Figure record listings:
● ● ●

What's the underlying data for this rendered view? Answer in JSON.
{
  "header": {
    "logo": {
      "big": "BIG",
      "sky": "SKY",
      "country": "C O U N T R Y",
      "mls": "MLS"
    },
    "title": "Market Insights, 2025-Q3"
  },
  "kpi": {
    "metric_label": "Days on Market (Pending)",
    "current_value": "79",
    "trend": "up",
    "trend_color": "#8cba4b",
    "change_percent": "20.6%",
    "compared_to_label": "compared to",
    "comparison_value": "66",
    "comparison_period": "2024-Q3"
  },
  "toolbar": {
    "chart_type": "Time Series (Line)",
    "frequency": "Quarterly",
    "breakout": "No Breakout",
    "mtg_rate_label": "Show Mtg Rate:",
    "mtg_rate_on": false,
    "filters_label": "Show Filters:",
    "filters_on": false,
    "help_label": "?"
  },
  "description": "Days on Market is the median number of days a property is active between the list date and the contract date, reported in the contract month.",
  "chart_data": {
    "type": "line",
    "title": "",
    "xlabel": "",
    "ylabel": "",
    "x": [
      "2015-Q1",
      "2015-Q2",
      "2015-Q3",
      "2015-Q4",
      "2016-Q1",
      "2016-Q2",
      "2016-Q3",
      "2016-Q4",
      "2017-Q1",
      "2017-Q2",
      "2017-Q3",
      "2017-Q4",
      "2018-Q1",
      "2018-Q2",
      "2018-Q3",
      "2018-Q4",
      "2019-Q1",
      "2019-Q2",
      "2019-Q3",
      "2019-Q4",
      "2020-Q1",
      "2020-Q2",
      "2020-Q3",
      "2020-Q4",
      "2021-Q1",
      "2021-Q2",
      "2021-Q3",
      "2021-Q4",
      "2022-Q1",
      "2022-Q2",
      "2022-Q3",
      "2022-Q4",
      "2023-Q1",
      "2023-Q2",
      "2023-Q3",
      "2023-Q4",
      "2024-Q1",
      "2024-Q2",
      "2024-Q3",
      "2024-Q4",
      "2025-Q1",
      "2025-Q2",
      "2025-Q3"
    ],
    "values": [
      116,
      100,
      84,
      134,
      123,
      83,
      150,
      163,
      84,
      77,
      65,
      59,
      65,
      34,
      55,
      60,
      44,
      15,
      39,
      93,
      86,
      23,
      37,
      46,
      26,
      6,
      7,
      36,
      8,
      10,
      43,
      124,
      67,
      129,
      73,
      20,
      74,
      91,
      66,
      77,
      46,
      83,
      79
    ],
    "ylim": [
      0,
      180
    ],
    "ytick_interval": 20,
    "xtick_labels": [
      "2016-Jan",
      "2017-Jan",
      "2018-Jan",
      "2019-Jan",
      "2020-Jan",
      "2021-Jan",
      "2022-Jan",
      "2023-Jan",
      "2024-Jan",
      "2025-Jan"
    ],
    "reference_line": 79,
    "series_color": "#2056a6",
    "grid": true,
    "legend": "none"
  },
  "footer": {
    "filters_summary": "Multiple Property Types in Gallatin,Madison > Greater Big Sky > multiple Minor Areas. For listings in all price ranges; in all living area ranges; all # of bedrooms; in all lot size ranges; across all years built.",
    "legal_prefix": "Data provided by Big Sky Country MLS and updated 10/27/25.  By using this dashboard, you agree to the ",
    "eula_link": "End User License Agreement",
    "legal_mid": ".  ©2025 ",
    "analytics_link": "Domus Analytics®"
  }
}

● ● ●

● BRIEF
Gather each line of the records holding the string "this".

● WRITTEN SOLUTION
What's the underlying data for this rendered view? Answer in JSON.
    "legal_prefix": "Data provided by Big Sky Country MLS and updated 10/27/25.  By using this dashboard, you agree to the ",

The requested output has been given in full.